Extracted records ->
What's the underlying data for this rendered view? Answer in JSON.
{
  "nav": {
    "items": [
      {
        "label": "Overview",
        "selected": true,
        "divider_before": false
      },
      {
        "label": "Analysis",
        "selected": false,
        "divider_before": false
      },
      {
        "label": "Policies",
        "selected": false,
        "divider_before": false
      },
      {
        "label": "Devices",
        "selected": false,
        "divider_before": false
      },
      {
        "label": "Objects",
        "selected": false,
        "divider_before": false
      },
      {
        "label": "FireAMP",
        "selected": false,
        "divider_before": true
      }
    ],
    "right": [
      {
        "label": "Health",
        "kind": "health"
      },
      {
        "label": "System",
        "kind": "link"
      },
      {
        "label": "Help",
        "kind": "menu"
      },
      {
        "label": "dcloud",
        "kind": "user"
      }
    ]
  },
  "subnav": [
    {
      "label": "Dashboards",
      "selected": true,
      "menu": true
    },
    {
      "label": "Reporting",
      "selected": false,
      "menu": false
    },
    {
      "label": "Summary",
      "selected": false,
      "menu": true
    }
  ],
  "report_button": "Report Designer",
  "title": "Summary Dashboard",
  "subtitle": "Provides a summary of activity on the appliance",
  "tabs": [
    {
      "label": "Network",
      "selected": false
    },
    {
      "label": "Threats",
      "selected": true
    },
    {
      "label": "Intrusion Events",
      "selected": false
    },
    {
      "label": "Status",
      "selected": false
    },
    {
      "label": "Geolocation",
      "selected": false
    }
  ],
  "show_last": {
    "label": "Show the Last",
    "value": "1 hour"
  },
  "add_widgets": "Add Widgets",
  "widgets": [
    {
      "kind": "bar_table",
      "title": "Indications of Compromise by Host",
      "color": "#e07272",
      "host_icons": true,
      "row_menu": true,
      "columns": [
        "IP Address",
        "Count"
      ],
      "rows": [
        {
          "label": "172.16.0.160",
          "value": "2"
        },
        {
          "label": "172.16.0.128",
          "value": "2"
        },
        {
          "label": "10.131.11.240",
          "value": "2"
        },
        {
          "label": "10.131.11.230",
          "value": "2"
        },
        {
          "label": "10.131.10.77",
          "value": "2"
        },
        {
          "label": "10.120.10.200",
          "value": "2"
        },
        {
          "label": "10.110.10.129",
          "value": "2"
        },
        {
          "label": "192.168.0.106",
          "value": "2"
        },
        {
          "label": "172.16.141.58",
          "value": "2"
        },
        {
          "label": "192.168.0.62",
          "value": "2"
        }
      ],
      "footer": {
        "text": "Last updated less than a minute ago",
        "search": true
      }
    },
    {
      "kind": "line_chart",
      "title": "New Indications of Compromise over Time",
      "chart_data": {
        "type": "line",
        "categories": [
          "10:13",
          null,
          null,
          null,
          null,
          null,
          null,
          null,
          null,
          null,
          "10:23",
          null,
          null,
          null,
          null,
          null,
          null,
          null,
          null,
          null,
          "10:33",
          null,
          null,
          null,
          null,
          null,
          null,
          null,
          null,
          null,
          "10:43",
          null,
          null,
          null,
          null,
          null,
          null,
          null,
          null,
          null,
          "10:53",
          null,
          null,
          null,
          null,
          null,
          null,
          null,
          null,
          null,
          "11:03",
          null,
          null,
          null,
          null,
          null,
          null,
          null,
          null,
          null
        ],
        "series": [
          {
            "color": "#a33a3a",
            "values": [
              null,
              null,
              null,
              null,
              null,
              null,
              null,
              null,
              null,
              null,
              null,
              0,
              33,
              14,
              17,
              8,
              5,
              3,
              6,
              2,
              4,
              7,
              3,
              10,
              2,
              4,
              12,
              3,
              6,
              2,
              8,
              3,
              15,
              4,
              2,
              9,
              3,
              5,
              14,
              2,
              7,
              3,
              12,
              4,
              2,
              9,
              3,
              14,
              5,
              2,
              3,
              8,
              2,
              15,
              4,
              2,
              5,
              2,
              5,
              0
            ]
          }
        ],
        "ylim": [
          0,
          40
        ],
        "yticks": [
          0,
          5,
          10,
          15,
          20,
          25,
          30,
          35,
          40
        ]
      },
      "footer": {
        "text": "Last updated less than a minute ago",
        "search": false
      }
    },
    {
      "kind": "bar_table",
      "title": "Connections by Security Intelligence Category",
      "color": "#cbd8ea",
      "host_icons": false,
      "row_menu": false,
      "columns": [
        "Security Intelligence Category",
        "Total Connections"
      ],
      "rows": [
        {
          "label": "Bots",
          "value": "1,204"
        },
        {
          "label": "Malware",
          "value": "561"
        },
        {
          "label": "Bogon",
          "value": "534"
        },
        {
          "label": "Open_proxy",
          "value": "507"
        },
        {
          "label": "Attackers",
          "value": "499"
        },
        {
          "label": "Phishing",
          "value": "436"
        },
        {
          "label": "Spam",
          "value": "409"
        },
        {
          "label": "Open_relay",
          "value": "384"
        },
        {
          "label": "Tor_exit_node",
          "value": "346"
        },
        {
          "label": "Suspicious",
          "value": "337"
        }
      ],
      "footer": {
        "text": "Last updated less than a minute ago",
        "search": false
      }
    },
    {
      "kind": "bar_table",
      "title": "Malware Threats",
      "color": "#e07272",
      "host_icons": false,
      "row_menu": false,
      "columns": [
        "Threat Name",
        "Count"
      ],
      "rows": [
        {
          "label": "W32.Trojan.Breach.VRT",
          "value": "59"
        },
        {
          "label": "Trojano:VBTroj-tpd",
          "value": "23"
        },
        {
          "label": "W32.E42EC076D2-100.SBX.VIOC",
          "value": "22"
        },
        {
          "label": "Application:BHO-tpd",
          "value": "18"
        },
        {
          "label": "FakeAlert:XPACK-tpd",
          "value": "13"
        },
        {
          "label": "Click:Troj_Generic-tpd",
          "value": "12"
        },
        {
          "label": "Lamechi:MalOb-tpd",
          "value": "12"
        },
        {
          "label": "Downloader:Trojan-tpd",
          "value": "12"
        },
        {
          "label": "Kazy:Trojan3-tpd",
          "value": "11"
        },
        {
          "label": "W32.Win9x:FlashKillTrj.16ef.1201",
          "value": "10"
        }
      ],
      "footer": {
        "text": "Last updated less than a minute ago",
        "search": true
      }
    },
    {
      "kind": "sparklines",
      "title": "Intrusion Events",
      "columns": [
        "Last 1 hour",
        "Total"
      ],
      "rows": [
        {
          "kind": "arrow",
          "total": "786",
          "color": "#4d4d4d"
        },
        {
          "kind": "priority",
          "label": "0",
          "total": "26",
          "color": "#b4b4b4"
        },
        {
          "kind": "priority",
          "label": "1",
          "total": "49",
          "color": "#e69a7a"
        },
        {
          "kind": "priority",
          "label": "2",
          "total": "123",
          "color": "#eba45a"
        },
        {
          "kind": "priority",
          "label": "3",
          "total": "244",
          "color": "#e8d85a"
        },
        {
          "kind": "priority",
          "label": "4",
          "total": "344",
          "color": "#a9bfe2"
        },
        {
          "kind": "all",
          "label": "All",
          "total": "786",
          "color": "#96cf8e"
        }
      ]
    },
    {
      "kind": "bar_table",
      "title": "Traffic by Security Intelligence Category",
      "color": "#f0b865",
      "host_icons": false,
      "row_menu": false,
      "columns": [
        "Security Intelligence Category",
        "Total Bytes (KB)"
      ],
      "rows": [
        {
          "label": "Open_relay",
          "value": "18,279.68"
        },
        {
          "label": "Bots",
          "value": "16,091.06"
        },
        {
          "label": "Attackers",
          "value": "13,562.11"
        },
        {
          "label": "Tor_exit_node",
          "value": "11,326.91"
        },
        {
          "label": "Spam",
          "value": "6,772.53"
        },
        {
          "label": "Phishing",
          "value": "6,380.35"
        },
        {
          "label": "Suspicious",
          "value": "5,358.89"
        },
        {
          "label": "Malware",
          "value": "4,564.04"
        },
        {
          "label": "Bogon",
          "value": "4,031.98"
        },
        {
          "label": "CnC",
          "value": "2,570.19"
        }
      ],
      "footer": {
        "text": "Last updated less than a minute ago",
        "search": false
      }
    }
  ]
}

Given request -> What is the number of lines in the listing that include the word "Intrusion"? Give that number and nothing else.

Solution below -> 2